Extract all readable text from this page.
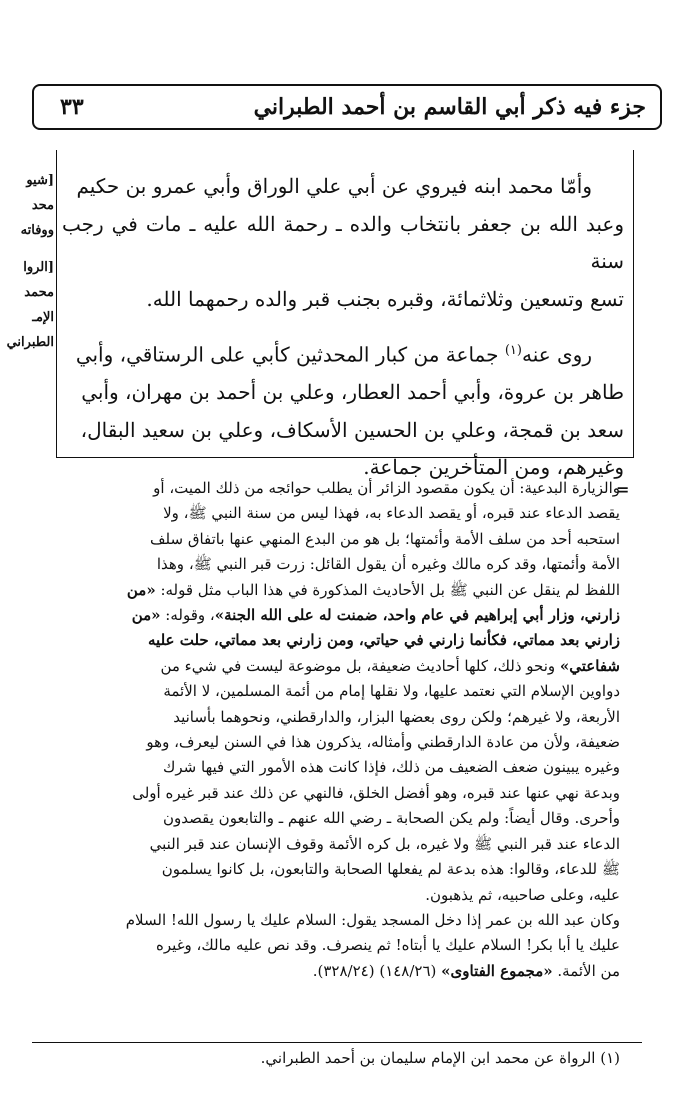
جزء فيه ذكر أبي القاسم بن أحمد الطبراني
٣٣
[شيو
محد
ووفاته
[الروا
محمد
الإمـ
الطبراني

وأمّا محمد ابنه فيروي عن أبي علي الوراق وأبي عمرو بن حكيم

وعبد الله بن جعفر بانتخاب والده ـ رحمة الله عليه ـ مات في رجب سنة

تسع وتسعين وثلاثمائة، وقبره بجنب قبر والده رحمهما الله.

روى عنه$^{(١)}$ جماعة من كبار المحدثين كأبي على الرستاقي، وأبي

طاهر بن عروة، وأبي أحمد العطار، وعلي بن أحمد بن مهران، وأبي

سعد بن قمجة، وعلي بن الحسين الأسكاف، وعلي بن سعيد البقال،

وغيرهم، ومن المتأخرين جماعة.

=

والزيارة البدعية: أن يكون مقصود الزائر أن يطلب حوائجه من ذلك الميت، أو

يقصد الدعاء عند قبره، أو يقصد الدعاء به، فهذا ليس من سنة النبي ﷺ، ولا

استحبه أحد من سلف الأمة وأئمتها؛ بل هو من البدع المنهي عنها باتفاق سلف

الأمة وأئمتها، وقد كره مالك وغيره أن يقول القائل: زرت قبر النبي ﷺ، وهذا

اللفظ لم ينقل عن النبي ﷺ بل الأحاديث المذكورة في هذا الباب مثل قوله: «من

زارني، وزار أبي إبراهيم في عام واحد، ضمنت له على الله الجنة»، وقوله: «من

زارني بعد مماتي، فكأنما زارني في حياتي، ومن زارني بعد مماتي، حلت عليه

شفاعتي» ونحو ذلك، كلها أحاديث ضعيفة، بل موضوعة ليست في شيء من

دواوين الإسلام التي نعتمد عليها، ولا نقلها إمام من أئمة المسلمين، لا الأئمة

الأربعة، ولا غيرهم؛ ولكن روى بعضها البزار، والدارقطني، ونحوهما بأسانيد

ضعيفة، ولأن من عادة الدارقطني وأمثاله، يذكرون هذا في السنن ليعرف، وهو

وغيره يبينون ضعف الضعيف من ذلك، فإذا كانت هذه الأمور التي فيها شرك

وبدعة نهي عنها عند قبره، وهو أفضل الخلق، فالنهي عن ذلك عند قبر غيره أولى

وأحرى. وقال أيضاً: ولم يكن الصحابة ـ رضي الله عنهم ـ والتابعون يقصدون

الدعاء عند قبر النبي ﷺ ولا غيره، بل كره الأئمة وقوف الإنسان عند قبر النبي

ﷺ للدعاء، وقالوا: هذه بدعة لم يفعلها الصحابة والتابعون، بل كانوا يسلمون

عليه، وعلى صاحبيه، ثم يذهبون.

وكان عبد الله بن عمر إذا دخل المسجد يقول: السلام عليك يا رسول الله! السلام

عليك يا أبا بكر! السلام عليك يا أبتاه! ثم ينصرف. وقد نص عليه مالك، وغيره

من الأئمة. «مجموع الفتاوى» (١٤٨/٢٦) (٣٢٨/٢٤).

(١) الرواة عن محمد ابن الإمام سليمان بن أحمد الطبراني.
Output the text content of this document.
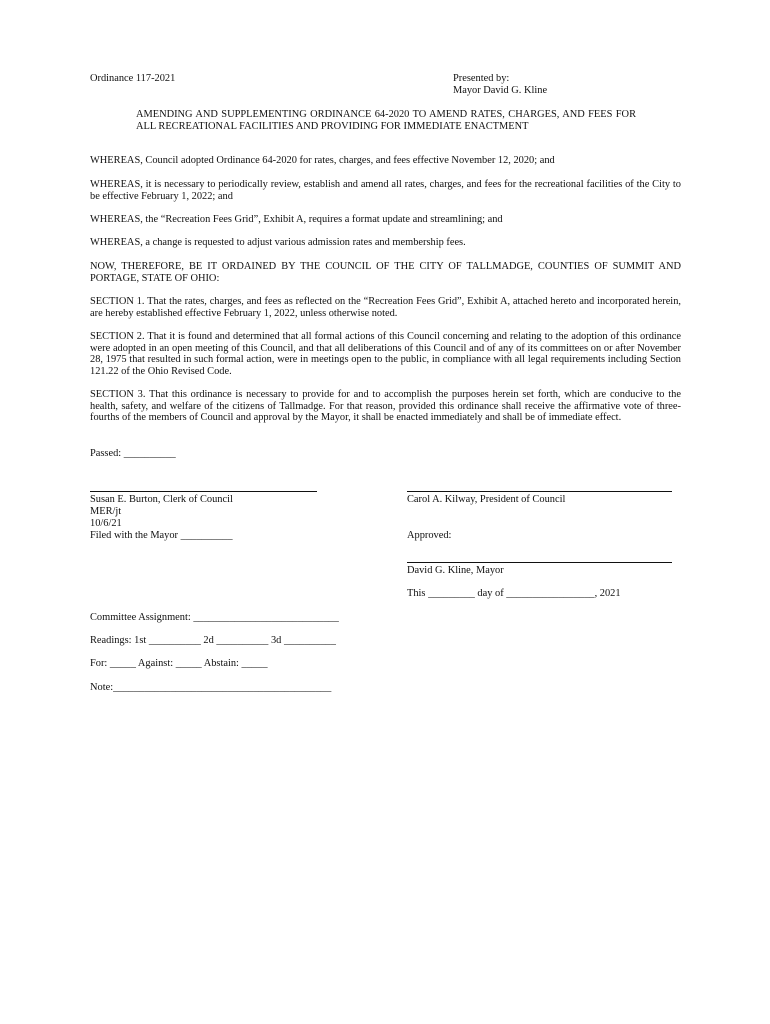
Ordinance 117-2021	Presented by:
Mayor David G. Kline
AMENDING AND SUPPLEMENTING ORDINANCE 64-2020 TO AMEND RATES, CHARGES, AND FEES FOR ALL RECREATIONAL FACILITIES AND PROVIDING FOR IMMEDIATE ENACTMENT
WHEREAS, Council adopted Ordinance 64-2020 for rates, charges, and fees effective November 12, 2020; and
WHEREAS, it is necessary to periodically review, establish and amend all rates, charges, and fees for the recreational facilities of the City to be effective February 1, 2022; and
WHEREAS, the “Recreation Fees Grid”, Exhibit A, requires a format update and streamlining; and
WHEREAS, a change is requested to adjust various admission rates and membership fees.
NOW, THEREFORE, BE IT ORDAINED BY THE COUNCIL OF THE CITY OF TALLMADGE, COUNTIES OF SUMMIT AND PORTAGE, STATE OF OHIO:
SECTION 1. That the rates, charges, and fees as reflected on the “Recreation Fees Grid”, Exhibit A, attached hereto and incorporated herein, are hereby established effective February 1, 2022, unless otherwise noted.
SECTION 2. That it is found and determined that all formal actions of this Council concerning and relating to the adoption of this ordinance were adopted in an open meeting of this Council, and that all deliberations of this Council and of any of its committees on or after November 28, 1975 that resulted in such formal action, were in meetings open to the public, in compliance with all legal requirements including Section 121.22 of the Ohio Revised Code.
SECTION 3. That this ordinance is necessary to provide for and to accomplish the purposes herein set forth, which are conducive to the health, safety, and welfare of the citizens of Tallmadge. For that reason, provided this ordinance shall receive the affirmative vote of three-fourths of the members of Council and approval by the Mayor, it shall be enacted immediately and shall be of immediate effect.
Passed: __________
Susan E. Burton, Clerk of Council
MER/jt
10/6/21
Filed with the Mayor __________
Carol A. Kilway, President of Council
Approved:
David G. Kline, Mayor
This _________ day of _________________, 2021
Committee Assignment: ____________________________
Readings: 1st __________ 2d __________ 3d __________
For: _____ Against: _____ Abstain: _____
Note:__________________________________________
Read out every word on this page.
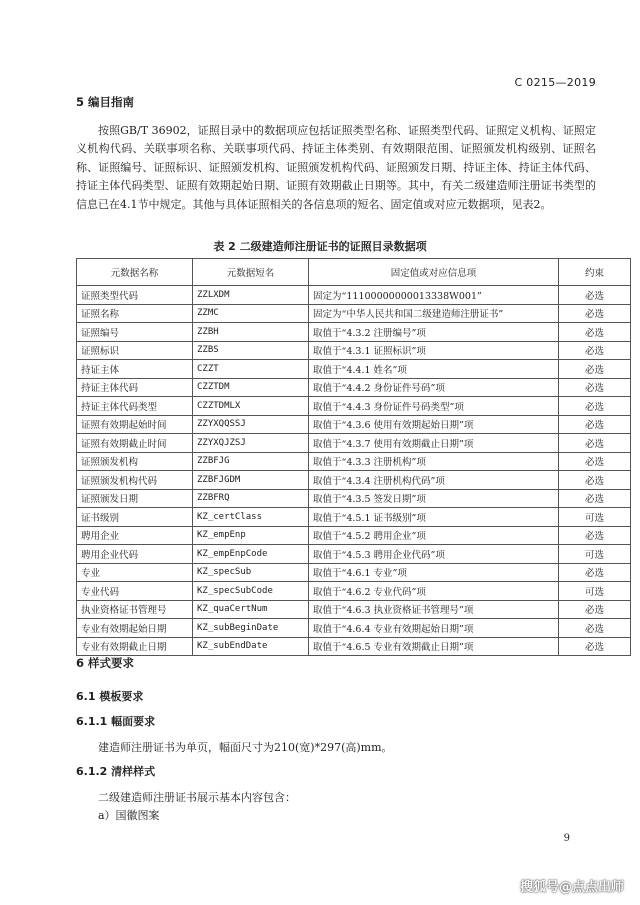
C 0215—2019
5 编目指南

按照GB/T 36902，证照目录中的数据项应包括证照类型名称、证照类型代码、证照定义机构、证照定义机构代码、关联事项名称、关联事项代码、持证主体类别、有效期限范围、证照颁发机构级别、证照名称、证照编号、证照标识、证照颁发机构、证照颁发机构代码、证照颁发日期、持证主体、持证主体代码、持证主体代码类型、证照有效期起始日期、证照有效期截止日期等。其中，有关二级建造师注册证书类型的信息已在4.1节中规定。其他与具体证照相关的各信息项的短名、固定值或对应元数据项，见表2。

表 2 二级建造师注册证书的证照目录数据项
元数据名称	元数据短名	固定值或对应信息项	约束
证照类型代码	ZZLXDM	固定为“11100000000013338W001”	必选
证照名称	ZZMC	固定为“中华人民共和国二级建造师注册证书”	必选
证照编号	ZZBH	取值于“4.3.2 注册编号”项	必选
证照标识	ZZBS	取值于“4.3.1 证照标识”项	必选
持证主体	CZZT	取值于“4.4.1 姓名”项	必选
持证主体代码	CZZTDM	取值于“4.4.2 身份证件号码”项	必选
持证主体代码类型	CZZTDMLX	取值于“4.4.3 身份证件号码类型”项	必选
证照有效期起始时间	ZZYXQQSSJ	取值于“4.3.6 使用有效期起始日期”项	必选
证照有效期截止时间	ZZYXQJZSJ	取值于“4.3.7 使用有效期截止日期”项	必选
证照颁发机构	ZZBFJG	取值于“4.3.3 注册机构”项	必选
证照颁发机构代码	ZZBFJGDM	取值于“4.3.4 注册机构代码”项	必选
证照颁发日期	ZZBFRQ	取值于“4.3.5 签发日期”项	必选
证书级别	KZ_certClass	取值于“4.5.1 证书级别”项	可选
聘用企业	KZ_empEnp	取值于“4.5.2 聘用企业”项	必选
聘用企业代码	KZ_empEnpCode	取值于“4.5.3 聘用企业代码”项	可选
专业	KZ_specSub	取值于“4.6.1 专业”项	必选
专业代码	KZ_specSubCode	取值于“4.6.2 专业代码”项	可选
执业资格证书管理号	KZ_quaCertNum	取值于“4.6.3 执业资格证书管理号”项	必选
专业有效期起始日期	KZ_subBeginDate	取值于“4.6.4 专业有效期起始日期”项	必选
专业有效期截止日期	KZ_subEndDate	取值于“4.6.5 专业有效期截止日期”项	必选
6 样式要求
6.1 模板要求
6.1.1 幅面要求
建造师注册证书为单页，幅面尺寸为210(宽)*297(高)mm。
6.1.2 清样样式
二级建造师注册证书展示基本内容包含：
a）国徽图案
9
搜狐号@点点出师
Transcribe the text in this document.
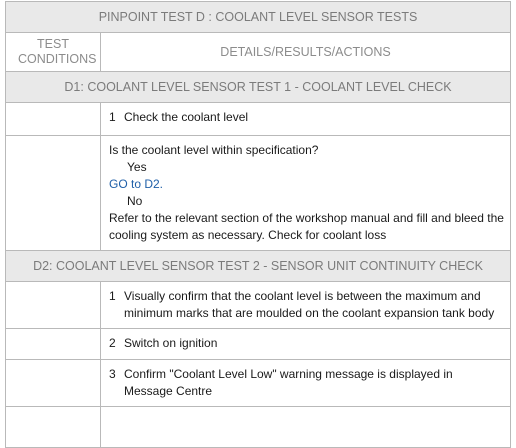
PINPOINT TEST D : COOLANT LEVEL SENSOR TESTS	
TEST CONDITIONS	DETAILS/RESULTS/ACTIONS
D1: COOLANT LEVEL SENSOR TEST 1 - COOLANT LEVEL CHECK	

	1 Check the coolant level

	Is the coolant level within specification?
Yes
GO to D2.
No
Refer to the relevant section of the workshop manual and fill and bleed the cooling system as necessary. Check for coolant loss

D2: COOLANT LEVEL SENSOR TEST 2 - SENSOR UNIT CONTINUITY CHECK	

	1 Visually confirm that the coolant level is between the maximum and minimum marks that are moulded on the coolant expansion tank body

	2 Switch on ignition

	3 Confirm "Coolant Level Low" warning message is displayed in Message Centre
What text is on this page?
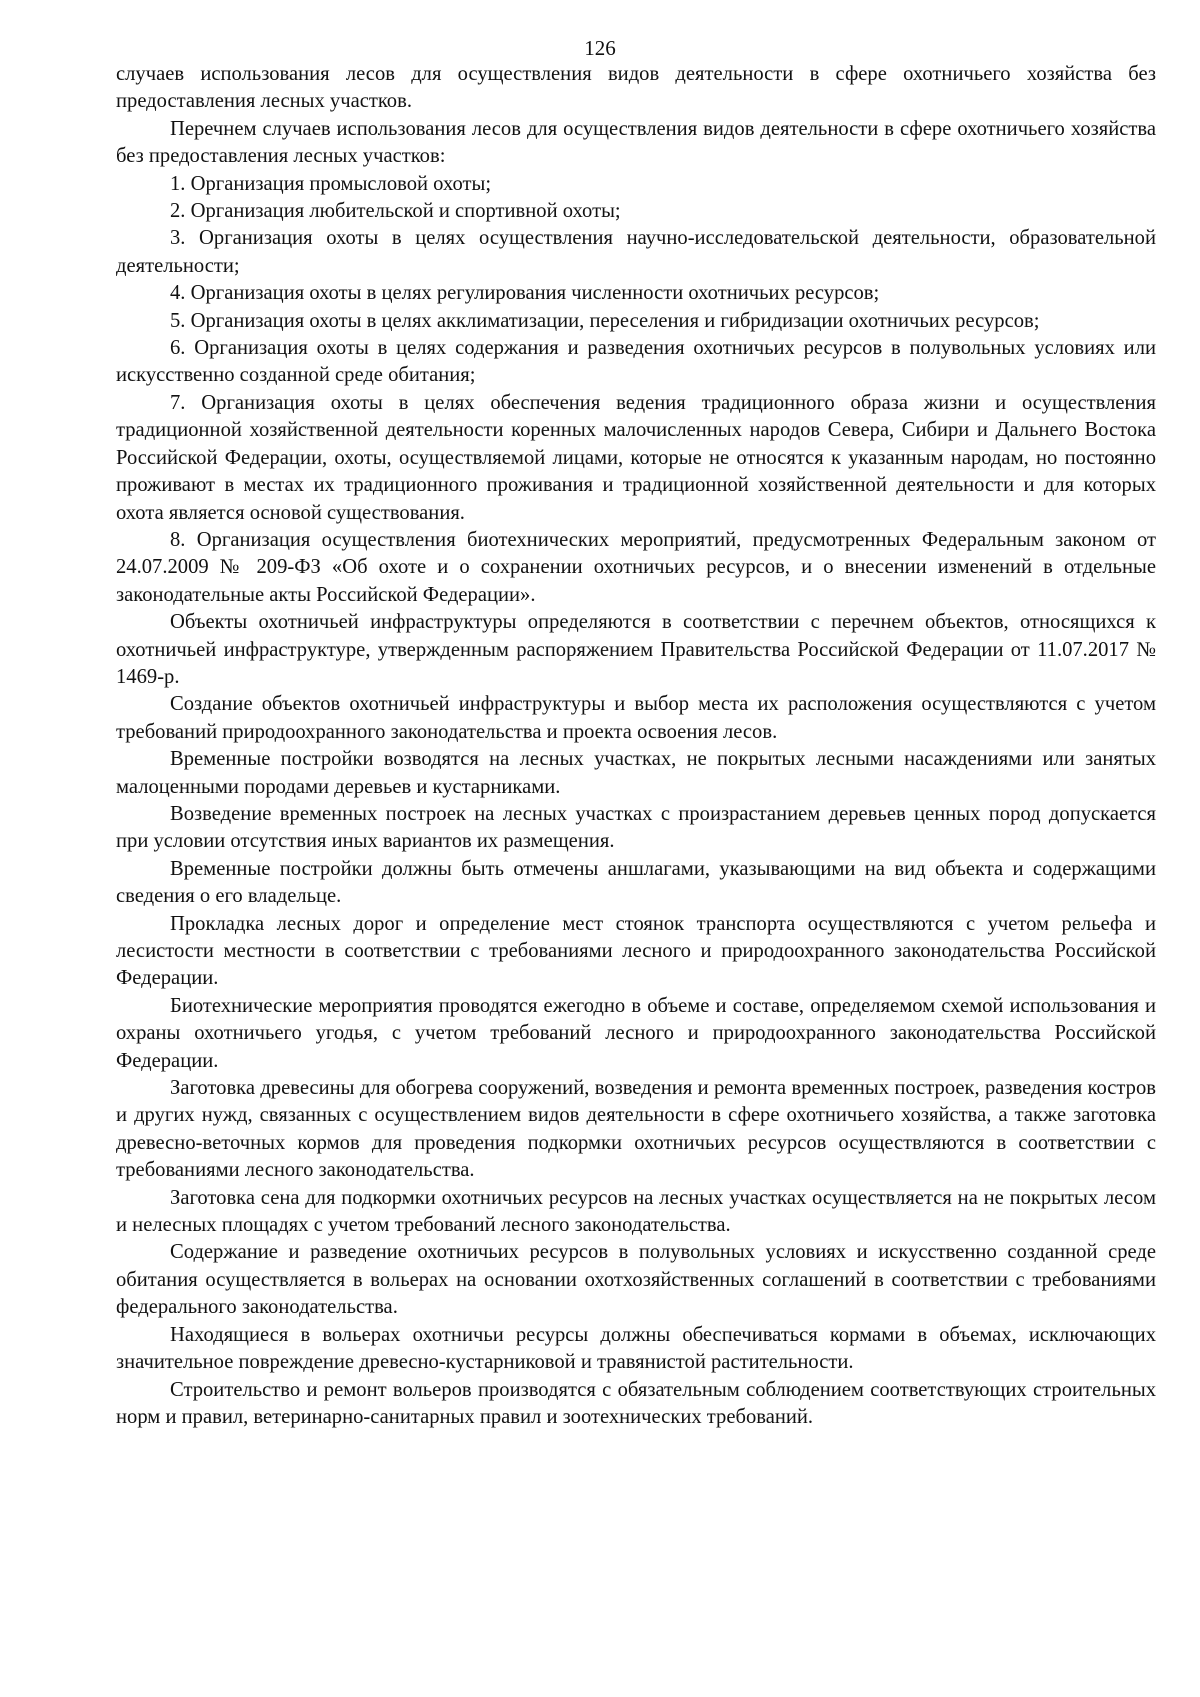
126

случаев использования лесов для осуществления видов деятельности в сфере охотничьего хозяйства без предоставления лесных участков.

Перечнем случаев использования лесов для осуществления видов деятельности в сфере охотничьего хозяйства без предоставления лесных участков:

1. Организация промысловой охоты;

2. Организация любительской и спортивной охоты;

3. Организация охоты в целях осуществления научно-исследовательской деятельности, образовательной деятельности;

4. Организация охоты в целях регулирования численности охотничьих ресурсов;

5. Организация охоты в целях акклиматизации, переселения и гибридизации охотничьих ресурсов;

6. Организация охоты в целях содержания и разведения охотничьих ресурсов в полувольных условиях или искусственно созданной среде обитания;

7. Организация охоты в целях обеспечения ведения традиционного образа жизни и осуществления традиционной хозяйственной деятельности коренных малочисленных народов Севера, Сибири и Дальнего Востока Российской Федерации, охоты, осуществляемой лицами, которые не относятся к указанным народам, но постоянно проживают в местах их традиционного проживания и традиционной хозяйственной деятельности и для которых охота является основой существования.

8. Организация осуществления биотехнических мероприятий, предусмотренных Федеральным законом от 24.07.2009 № 209-ФЗ «Об охоте и о сохранении охотничьих ресурсов, и о внесении изменений в отдельные законодательные акты Российской Федерации».

Объекты охотничьей инфраструктуры определяются в соответствии с перечнем объектов, относящихся к охотничьей инфраструктуре, утвержденным распоряжением Правительства Российской Федерации от 11.07.2017 № 1469-р.

Создание объектов охотничьей инфраструктуры и выбор места их расположения осуществляются с учетом требований природоохранного законодательства и проекта освоения лесов.

Временные постройки возводятся на лесных участках, не покрытых лесными насаждениями или занятых малоценными породами деревьев и кустарниками.

Возведение временных построек на лесных участках с произрастанием деревьев ценных пород допускается при условии отсутствия иных вариантов их размещения.

Временные постройки должны быть отмечены аншлагами, указывающими на вид объекта и содержащими сведения о его владельце.

Прокладка лесных дорог и определение мест стоянок транспорта осуществляются с учетом рельефа и лесистости местности в соответствии с требованиями лесного и природоохранного законодательства Российской Федерации.

Биотехнические мероприятия проводятся ежегодно в объеме и составе, определяемом схемой использования и охраны охотничьего угодья, с учетом требований лесного и природоохранного законодательства Российской Федерации.

Заготовка древесины для обогрева сооружений, возведения и ремонта временных построек, разведения костров и других нужд, связанных с осуществлением видов деятельности в сфере охотничьего хозяйства, а также заготовка древесно-веточных кормов для проведения подкормки охотничьих ресурсов осуществляются в соответствии с требованиями лесного законодательства.

Заготовка сена для подкормки охотничьих ресурсов на лесных участках осуществляется на не покрытых лесом и нелесных площадях с учетом требований лесного законодательства.

Содержание и разведение охотничьих ресурсов в полувольных условиях и искусственно созданной среде обитания осуществляется в вольерах на основании охотхозяйственных соглашений в соответствии с требованиями федерального законодательства.

Находящиеся в вольерах охотничьи ресурсы должны обеспечиваться кормами в объемах, исключающих значительное повреждение древесно-кустарниковой и травянистой растительности.

Строительство и ремонт вольеров производятся с обязательным соблюдением соответствующих строительных норм и правил, ветеринарно-санитарных правил и зоотехнических требований.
-=-=-
Aim of the exercise: In the records above, find the lines containing "持证主体代码类型" and copy them.

Task solution:
按照GB/T 36902，证照目录中的数据项应包括证照类型名称、证照类型代码、证照定义机构、证照定义机构代码、关联事项名称、关联事项代码、持证主体类别、有效期限范围、证照颁发机构级别、证照名称、证照编号、证照标识、证照颁发机构、证照颁发机构代码、证照颁发日期、持证主体、持证主体代码、持证主体代码类型、证照有效期起始日期、证照有效期截止日期等。其中，有关二级建造师注册证书类型的信息已在4.1节中规定。其他与具体证照相关的各信息项的短名、固定值或对应元数据项，见表2。
持证主体代码类型	CZZTDMLX	取值于“4.4.3 身份证件号码类型”项	必选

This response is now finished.